▸ **MATERIAL TO PROCESS**:

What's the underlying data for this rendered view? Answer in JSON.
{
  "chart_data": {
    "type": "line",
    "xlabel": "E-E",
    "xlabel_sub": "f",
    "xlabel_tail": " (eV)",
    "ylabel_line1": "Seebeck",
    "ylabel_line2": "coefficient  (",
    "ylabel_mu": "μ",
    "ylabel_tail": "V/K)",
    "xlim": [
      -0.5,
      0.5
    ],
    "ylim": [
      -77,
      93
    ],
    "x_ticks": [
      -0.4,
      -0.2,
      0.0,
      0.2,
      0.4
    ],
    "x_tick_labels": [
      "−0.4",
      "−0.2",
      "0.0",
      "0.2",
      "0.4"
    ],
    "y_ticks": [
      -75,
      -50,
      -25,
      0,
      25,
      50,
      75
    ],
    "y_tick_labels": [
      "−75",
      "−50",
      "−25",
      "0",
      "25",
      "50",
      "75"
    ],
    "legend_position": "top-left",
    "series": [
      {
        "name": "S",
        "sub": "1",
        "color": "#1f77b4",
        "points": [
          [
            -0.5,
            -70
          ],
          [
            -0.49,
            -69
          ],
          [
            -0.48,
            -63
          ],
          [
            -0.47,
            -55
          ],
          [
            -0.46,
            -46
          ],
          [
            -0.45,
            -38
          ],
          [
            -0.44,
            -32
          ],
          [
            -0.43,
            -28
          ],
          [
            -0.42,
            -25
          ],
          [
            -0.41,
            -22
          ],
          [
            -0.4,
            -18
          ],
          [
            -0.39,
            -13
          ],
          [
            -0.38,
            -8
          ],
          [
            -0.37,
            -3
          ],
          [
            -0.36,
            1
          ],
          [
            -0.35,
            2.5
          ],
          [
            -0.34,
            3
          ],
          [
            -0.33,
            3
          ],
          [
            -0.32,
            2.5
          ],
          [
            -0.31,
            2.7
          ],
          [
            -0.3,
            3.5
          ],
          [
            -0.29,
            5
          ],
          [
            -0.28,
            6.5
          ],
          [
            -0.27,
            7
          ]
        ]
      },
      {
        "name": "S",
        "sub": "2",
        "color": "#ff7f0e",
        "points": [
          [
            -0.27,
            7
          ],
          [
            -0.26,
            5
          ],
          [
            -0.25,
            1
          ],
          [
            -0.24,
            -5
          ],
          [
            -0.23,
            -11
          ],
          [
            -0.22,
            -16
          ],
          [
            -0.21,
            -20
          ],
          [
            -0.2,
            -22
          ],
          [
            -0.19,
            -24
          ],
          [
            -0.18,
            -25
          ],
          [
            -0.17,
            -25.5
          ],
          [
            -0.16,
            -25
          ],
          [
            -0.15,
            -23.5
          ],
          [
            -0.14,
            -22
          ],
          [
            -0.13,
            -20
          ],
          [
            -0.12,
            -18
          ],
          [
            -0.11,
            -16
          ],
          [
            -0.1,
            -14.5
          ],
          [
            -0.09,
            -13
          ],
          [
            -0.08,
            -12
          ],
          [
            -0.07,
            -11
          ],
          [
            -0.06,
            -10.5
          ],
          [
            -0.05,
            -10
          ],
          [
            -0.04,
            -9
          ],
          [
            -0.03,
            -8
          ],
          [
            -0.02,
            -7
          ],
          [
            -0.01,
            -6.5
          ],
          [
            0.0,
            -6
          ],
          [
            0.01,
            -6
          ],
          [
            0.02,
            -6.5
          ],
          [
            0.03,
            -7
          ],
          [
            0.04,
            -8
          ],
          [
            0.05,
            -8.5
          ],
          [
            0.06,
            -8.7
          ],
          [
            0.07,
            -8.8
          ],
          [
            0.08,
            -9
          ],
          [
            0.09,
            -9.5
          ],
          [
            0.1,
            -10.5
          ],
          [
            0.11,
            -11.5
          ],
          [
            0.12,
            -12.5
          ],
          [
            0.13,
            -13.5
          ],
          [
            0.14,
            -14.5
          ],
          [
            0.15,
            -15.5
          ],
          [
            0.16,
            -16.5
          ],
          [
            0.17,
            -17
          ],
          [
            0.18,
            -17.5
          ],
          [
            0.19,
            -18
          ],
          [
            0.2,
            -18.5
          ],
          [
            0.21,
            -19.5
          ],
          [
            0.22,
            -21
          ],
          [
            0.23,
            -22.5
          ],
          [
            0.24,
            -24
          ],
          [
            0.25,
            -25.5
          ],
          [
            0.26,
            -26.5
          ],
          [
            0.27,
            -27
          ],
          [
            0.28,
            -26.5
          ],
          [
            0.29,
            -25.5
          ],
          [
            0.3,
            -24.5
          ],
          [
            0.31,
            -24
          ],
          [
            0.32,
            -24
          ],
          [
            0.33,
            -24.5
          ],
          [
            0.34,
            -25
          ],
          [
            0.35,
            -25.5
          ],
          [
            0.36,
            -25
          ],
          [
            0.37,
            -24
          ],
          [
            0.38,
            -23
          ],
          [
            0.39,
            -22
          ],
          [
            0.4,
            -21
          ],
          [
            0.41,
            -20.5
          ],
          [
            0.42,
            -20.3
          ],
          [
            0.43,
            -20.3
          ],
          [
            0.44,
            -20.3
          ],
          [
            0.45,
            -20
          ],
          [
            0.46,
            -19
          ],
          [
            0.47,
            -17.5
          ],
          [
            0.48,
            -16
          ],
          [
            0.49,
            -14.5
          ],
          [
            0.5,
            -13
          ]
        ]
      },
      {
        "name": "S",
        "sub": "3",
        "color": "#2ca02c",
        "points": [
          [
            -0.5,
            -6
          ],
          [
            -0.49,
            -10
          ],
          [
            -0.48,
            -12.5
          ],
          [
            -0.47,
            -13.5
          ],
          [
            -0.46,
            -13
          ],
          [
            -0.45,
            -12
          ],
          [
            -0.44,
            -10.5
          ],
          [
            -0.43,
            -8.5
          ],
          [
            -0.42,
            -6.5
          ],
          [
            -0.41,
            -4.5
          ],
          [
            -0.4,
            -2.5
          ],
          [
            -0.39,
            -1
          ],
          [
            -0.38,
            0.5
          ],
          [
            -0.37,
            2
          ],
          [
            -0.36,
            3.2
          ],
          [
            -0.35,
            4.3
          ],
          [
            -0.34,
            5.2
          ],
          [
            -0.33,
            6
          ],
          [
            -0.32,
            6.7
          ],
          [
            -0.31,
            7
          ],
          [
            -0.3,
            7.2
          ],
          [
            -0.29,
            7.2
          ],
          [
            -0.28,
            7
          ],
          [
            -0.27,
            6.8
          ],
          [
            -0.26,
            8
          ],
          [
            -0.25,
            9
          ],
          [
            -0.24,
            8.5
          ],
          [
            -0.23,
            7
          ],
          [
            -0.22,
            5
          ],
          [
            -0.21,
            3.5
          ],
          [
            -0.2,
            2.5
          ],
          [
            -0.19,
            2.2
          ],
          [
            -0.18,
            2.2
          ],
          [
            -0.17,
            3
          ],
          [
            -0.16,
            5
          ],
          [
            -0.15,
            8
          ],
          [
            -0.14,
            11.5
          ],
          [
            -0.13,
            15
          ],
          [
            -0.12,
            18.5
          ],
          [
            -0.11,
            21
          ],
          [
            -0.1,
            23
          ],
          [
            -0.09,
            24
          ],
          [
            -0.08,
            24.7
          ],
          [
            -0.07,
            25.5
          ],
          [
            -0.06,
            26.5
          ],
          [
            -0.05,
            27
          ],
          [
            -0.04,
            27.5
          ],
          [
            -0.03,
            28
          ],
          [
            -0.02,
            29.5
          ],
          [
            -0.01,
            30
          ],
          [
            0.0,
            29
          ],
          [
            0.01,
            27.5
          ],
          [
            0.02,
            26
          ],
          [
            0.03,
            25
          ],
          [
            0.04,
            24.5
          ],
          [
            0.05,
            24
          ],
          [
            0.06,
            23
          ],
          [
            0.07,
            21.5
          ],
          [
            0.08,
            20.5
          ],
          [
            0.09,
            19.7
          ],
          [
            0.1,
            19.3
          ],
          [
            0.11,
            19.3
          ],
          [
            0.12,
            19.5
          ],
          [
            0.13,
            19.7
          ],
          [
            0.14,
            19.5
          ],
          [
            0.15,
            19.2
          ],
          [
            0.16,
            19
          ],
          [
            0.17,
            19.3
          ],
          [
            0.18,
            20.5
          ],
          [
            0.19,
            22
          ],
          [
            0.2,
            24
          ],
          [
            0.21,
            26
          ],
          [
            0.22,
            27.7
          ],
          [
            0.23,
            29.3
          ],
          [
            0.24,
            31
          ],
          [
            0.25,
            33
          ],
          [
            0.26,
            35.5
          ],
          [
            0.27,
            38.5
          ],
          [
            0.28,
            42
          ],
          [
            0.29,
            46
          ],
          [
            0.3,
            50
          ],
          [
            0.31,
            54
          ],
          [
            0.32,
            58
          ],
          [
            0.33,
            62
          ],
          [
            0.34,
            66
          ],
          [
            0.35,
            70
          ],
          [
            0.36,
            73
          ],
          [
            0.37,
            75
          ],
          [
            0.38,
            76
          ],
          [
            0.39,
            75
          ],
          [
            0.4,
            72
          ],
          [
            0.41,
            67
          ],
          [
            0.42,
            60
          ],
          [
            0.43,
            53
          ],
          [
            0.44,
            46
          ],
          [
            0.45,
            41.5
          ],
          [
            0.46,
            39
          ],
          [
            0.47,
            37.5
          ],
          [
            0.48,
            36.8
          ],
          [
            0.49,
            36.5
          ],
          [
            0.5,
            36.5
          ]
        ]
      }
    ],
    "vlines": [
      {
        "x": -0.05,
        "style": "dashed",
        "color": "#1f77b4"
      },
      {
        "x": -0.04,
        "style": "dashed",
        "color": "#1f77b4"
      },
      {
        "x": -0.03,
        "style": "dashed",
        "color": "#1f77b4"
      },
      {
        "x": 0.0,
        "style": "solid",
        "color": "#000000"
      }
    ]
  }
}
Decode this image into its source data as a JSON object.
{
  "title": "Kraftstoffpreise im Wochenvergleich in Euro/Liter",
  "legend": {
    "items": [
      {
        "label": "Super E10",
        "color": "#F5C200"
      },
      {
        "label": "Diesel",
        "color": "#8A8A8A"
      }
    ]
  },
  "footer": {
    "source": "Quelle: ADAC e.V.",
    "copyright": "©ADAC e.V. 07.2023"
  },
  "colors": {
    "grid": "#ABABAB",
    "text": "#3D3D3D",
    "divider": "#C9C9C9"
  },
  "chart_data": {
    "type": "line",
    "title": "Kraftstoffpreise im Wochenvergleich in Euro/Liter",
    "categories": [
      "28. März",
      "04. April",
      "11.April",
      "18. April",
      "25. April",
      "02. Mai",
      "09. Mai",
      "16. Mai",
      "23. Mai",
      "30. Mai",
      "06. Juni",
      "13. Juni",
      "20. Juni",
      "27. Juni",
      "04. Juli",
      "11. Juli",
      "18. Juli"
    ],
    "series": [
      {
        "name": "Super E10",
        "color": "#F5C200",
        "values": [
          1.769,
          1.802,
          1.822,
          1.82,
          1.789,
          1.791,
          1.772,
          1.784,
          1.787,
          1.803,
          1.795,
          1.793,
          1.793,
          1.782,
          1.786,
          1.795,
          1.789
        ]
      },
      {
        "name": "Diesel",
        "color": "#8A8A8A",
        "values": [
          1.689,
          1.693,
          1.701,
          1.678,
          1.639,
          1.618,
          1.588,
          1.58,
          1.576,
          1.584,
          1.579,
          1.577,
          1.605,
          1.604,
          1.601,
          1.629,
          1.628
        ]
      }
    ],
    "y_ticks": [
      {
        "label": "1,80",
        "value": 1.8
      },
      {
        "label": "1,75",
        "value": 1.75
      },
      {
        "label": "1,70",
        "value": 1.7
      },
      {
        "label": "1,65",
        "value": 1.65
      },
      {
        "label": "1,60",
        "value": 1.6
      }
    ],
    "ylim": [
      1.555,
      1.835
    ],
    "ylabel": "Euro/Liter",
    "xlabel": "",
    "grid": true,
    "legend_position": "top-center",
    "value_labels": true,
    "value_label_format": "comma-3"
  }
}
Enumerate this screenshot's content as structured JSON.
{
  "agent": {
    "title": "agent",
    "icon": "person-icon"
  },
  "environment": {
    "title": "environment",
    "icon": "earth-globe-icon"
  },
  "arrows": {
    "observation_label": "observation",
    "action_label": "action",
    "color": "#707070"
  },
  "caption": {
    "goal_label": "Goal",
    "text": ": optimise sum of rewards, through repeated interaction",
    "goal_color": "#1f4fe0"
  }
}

▸ **WHAT THIS TASK INVOLVES**:
Using the records above, gather all lines where the string "Euro" is present.

▸ **SOLUTION**:
  "title": "Kraftstoffpreise im Wochenvergleich in Euro/Liter",
    "title": "Kraftstoffpreise im Wochenvergleich in Euro/Liter",
    "ylabel": "Euro/Liter",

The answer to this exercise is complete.